**Aim**
Can you write out all of the material below, word for word?

**Supplied data**
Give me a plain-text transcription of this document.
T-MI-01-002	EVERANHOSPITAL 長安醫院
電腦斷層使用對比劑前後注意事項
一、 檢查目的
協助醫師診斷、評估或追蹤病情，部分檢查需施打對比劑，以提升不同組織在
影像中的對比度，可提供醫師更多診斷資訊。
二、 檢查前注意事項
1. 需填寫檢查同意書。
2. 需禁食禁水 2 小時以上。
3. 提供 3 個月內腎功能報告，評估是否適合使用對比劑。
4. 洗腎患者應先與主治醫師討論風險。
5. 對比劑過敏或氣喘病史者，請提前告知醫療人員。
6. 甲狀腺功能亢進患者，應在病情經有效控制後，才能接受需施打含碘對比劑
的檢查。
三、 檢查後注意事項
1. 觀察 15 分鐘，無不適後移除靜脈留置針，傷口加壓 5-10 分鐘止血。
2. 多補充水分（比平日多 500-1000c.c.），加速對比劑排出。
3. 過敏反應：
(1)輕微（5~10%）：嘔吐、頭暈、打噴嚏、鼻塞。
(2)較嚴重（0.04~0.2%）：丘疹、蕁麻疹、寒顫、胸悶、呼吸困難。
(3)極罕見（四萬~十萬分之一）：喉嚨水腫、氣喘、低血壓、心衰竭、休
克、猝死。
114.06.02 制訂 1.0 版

**Full response**
Give me a plain-text transcription of this document.
T-MI-01-002	EVERANHOSPITAL 長安醫院
電腦斷層使用對比劑前後注意事項
一、 檢查目的
協助醫師診斷、評估或追蹤病情，部分檢查需施打對比劑，以提升不同組織在
影像中的對比度，可提供醫師更多診斷資訊。
二、 檢查前注意事項
1. 需填寫檢查同意書。
2. 需禁食禁水 2 小時以上。
3. 提供 3 個月內腎功能報告，評估是否適合使用對比劑。
4. 洗腎患者應先與主治醫師討論風險。
5. 對比劑過敏或氣喘病史者，請提前告知醫療人員。
6. 甲狀腺功能亢進患者，應在病情經有效控制後，才能接受需施打含碘對比劑
的檢查。
三、 檢查後注意事項
1. 觀察 15 分鐘，無不適後移除靜脈留置針，傷口加壓 5-10 分鐘止血。
2. 多補充水分（比平日多 500-1000c.c.），加速對比劑排出。
3. 過敏反應：
(1)輕微（5~10%）：嘔吐、頭暈、打噴嚏、鼻塞。
(2)較嚴重（0.04~0.2%）：丘疹、蕁麻疹、寒顫、胸悶、呼吸困難。
(3)極罕見（四萬~十萬分之一）：喉嚨水腫、氣喘、低血壓、心衰竭、休
克、猝死。
114.06.02 制訂 1.0 版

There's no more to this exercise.